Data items

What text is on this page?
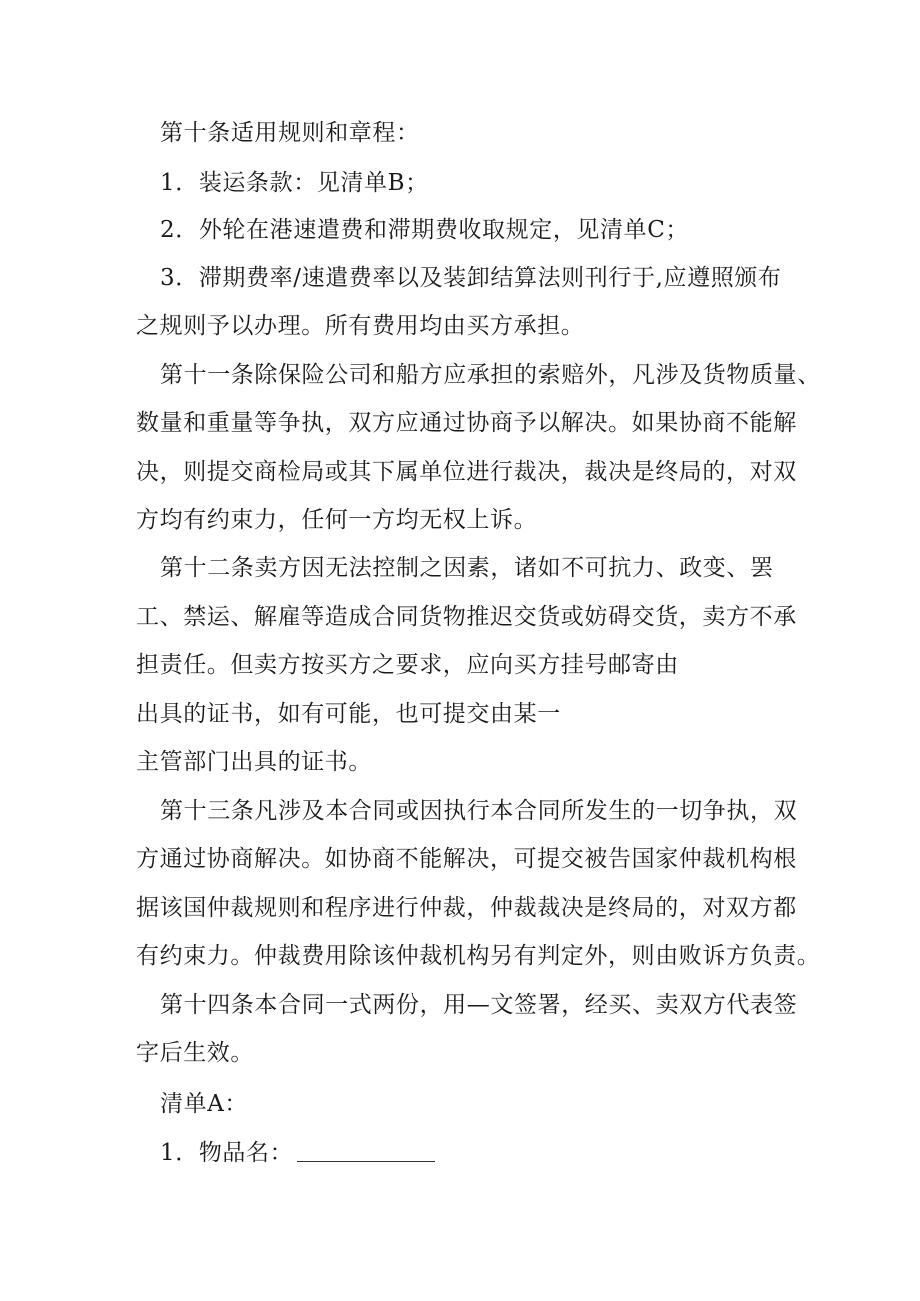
第十条适用规则和章程：
1．装运条款：见清单B；
2．外轮在港速遣费和滞期费收取规定，见清单C；
3．滞期费率/速遣费率以及装卸结算法则刊行于,应遵照颁布
之规则予以办理。所有费用均由买方承担。
第十一条除保险公司和船方应承担的索赔外，凡涉及货物质量、
数量和重量等争执，双方应通过协商予以解决。如果协商不能解
决，则提交商检局或其下属单位进行裁决，裁决是终局的，对双
方均有约束力，任何一方均无权上诉。
第十二条卖方因无法控制之因素，诸如不可抗力、政变、罢
工、禁运、解雇等造成合同货物推迟交货或妨碍交货，卖方不承
担责任。但卖方按买方之要求，应向买方挂号邮寄由
出具的证书，如有可能，也可提交由某一
主管部门出具的证书。
第十三条凡涉及本合同或因执行本合同所发生的一切争执，双
方通过协商解决。如协商不能解决，可提交被告国家仲裁机构根
据该国仲裁规则和程序进行仲裁，仲裁裁决是终局的，对双方都
有约束力。仲裁费用除该仲裁机构另有判定外，则由败诉方负责。
第十四条本合同一式两份，用—文签署，经买、卖双方代表签
字后生效。
清单A：
1．物品名：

(Task brief): Write out each line again precisely as it appears, skipping every picture.

(Output of the task):
What text is on this page?
第十条适用规则和章程：
1．装运条款：见清单B；
2．外轮在港速遣费和滞期费收取规定，见清单C；
3．滞期费率/速遣费率以及装卸结算法则刊行于,应遵照颁布
之规则予以办理。所有费用均由买方承担。
第十一条除保险公司和船方应承担的索赔外，凡涉及货物质量、
数量和重量等争执，双方应通过协商予以解决。如果协商不能解
决，则提交商检局或其下属单位进行裁决，裁决是终局的，对双
方均有约束力，任何一方均无权上诉。
第十二条卖方因无法控制之因素，诸如不可抗力、政变、罢
工、禁运、解雇等造成合同货物推迟交货或妨碍交货，卖方不承
担责任。但卖方按买方之要求，应向买方挂号邮寄由
出具的证书，如有可能，也可提交由某一
主管部门出具的证书。
第十三条凡涉及本合同或因执行本合同所发生的一切争执，双
方通过协商解决。如协商不能解决，可提交被告国家仲裁机构根
据该国仲裁规则和程序进行仲裁，仲裁裁决是终局的，对双方都
有约束力。仲裁费用除该仲裁机构另有判定外，则由败诉方负责。
第十四条本合同一式两份，用—文签署，经买、卖双方代表签
字后生效。
清单A：
1．物品名：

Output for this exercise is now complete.